_TASK DESCRIPTION_
Identify the lines in the data below that contain "colors" and give only how many there are.

_INFORMATION GIVEN_
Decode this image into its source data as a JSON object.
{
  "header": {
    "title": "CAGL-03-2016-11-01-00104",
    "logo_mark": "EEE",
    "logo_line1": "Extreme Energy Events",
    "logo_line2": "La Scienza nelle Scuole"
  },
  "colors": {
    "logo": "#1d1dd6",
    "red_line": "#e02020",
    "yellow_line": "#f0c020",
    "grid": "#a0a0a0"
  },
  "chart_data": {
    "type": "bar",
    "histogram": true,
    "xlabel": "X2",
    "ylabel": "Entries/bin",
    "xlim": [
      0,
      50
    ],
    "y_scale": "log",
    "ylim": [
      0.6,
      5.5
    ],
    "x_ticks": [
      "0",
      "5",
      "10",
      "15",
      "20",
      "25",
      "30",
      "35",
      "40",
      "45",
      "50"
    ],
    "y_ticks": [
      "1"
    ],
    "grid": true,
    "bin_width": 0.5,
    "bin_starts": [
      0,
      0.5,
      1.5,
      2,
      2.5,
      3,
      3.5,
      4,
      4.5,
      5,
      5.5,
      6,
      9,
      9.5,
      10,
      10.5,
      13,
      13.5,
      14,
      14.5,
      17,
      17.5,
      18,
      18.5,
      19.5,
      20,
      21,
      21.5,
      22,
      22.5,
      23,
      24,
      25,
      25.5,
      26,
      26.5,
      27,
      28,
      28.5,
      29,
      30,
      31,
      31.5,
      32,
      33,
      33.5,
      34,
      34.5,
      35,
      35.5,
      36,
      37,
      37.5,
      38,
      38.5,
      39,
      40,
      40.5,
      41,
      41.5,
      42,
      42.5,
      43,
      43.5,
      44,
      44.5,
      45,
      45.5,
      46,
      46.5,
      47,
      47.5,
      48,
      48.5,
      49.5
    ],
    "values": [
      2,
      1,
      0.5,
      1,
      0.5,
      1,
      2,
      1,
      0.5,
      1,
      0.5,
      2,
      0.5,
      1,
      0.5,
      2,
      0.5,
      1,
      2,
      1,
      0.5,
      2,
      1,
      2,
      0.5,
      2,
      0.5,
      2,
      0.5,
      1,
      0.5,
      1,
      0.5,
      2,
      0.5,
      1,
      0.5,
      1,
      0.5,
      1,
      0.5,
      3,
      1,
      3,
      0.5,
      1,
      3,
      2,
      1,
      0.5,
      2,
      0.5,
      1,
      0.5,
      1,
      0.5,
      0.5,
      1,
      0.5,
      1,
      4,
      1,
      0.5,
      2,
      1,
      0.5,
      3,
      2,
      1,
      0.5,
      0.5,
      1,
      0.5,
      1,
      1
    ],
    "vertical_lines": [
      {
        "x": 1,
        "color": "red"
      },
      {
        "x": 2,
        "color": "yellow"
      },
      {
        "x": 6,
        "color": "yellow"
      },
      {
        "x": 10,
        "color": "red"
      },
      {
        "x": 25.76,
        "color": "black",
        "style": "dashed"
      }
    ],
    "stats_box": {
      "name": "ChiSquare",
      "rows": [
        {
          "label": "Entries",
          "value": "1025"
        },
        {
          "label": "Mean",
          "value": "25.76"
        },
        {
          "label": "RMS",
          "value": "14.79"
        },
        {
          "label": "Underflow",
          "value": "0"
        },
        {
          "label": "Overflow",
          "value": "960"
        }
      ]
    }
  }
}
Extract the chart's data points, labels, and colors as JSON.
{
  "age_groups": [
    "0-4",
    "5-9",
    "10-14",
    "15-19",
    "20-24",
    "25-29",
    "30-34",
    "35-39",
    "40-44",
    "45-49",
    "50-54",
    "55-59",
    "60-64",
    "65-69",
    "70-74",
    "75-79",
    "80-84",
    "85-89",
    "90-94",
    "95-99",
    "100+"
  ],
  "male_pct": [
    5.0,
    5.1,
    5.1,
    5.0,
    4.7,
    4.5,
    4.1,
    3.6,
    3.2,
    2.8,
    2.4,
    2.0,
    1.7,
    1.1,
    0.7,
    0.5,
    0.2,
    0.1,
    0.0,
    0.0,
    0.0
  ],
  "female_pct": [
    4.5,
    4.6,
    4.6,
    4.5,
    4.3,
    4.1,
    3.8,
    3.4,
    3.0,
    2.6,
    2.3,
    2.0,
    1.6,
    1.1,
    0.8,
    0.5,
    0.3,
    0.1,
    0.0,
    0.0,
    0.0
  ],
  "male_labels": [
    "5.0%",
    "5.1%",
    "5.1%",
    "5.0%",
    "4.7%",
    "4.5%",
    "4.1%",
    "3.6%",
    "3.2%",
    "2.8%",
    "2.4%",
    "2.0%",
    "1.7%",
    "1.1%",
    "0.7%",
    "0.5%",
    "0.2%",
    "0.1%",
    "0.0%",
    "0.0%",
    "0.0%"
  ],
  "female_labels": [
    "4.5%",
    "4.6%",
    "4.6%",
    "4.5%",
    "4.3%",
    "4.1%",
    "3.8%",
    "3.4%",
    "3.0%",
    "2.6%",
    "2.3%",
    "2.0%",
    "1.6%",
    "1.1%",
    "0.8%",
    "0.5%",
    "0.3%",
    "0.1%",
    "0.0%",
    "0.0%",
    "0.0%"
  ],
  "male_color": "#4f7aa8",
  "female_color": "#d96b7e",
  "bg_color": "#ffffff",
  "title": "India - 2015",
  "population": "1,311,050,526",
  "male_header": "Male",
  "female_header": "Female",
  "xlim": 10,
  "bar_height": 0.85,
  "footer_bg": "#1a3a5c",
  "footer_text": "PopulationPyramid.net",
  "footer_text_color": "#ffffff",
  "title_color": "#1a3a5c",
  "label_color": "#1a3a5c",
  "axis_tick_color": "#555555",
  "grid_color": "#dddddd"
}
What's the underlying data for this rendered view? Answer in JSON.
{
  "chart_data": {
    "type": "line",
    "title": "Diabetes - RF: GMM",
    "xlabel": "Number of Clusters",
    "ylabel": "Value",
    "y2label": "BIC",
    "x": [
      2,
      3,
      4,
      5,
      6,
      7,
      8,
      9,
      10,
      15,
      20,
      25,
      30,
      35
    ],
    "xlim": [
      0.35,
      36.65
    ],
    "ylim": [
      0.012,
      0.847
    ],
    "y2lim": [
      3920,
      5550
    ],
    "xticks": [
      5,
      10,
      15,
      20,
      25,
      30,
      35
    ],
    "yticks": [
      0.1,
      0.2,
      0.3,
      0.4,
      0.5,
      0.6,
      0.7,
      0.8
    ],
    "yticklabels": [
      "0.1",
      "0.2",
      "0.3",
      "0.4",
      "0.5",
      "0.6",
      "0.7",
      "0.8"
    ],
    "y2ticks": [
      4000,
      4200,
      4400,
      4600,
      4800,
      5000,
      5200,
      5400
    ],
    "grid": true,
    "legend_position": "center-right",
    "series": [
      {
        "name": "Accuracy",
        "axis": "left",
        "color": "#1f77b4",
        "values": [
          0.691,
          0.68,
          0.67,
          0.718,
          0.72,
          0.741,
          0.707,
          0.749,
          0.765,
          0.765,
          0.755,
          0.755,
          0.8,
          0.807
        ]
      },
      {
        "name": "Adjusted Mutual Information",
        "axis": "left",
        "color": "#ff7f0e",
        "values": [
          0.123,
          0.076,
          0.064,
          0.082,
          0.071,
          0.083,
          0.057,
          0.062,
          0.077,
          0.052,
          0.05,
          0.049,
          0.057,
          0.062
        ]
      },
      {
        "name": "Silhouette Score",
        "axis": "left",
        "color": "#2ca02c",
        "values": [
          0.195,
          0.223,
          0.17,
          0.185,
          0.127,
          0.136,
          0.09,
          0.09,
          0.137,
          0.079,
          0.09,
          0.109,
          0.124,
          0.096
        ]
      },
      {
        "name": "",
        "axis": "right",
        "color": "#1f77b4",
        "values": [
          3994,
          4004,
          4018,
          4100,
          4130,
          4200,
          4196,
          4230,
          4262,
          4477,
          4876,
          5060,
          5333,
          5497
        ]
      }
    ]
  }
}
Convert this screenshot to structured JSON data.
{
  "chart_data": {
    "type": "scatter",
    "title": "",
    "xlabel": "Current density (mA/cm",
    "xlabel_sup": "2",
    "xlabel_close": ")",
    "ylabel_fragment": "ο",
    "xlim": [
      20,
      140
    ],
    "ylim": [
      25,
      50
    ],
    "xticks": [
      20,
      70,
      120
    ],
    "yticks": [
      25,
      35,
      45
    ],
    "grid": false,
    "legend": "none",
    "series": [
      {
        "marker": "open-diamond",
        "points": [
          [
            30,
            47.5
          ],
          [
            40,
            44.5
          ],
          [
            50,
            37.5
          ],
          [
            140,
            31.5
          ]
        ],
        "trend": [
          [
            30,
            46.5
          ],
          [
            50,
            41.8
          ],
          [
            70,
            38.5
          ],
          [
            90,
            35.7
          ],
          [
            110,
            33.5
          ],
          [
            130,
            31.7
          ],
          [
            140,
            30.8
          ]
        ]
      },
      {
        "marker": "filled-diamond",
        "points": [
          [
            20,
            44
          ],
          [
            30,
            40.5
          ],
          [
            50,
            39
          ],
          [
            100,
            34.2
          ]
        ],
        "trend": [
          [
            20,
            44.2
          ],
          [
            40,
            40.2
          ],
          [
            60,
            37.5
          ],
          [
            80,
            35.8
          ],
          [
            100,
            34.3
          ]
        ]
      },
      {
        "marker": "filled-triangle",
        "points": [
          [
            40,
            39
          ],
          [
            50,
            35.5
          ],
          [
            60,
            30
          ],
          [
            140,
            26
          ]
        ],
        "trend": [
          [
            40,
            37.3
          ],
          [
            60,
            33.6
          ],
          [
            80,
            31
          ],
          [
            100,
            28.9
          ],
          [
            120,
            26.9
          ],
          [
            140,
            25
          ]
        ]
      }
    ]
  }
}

_PROBLEM SOLUTION_
2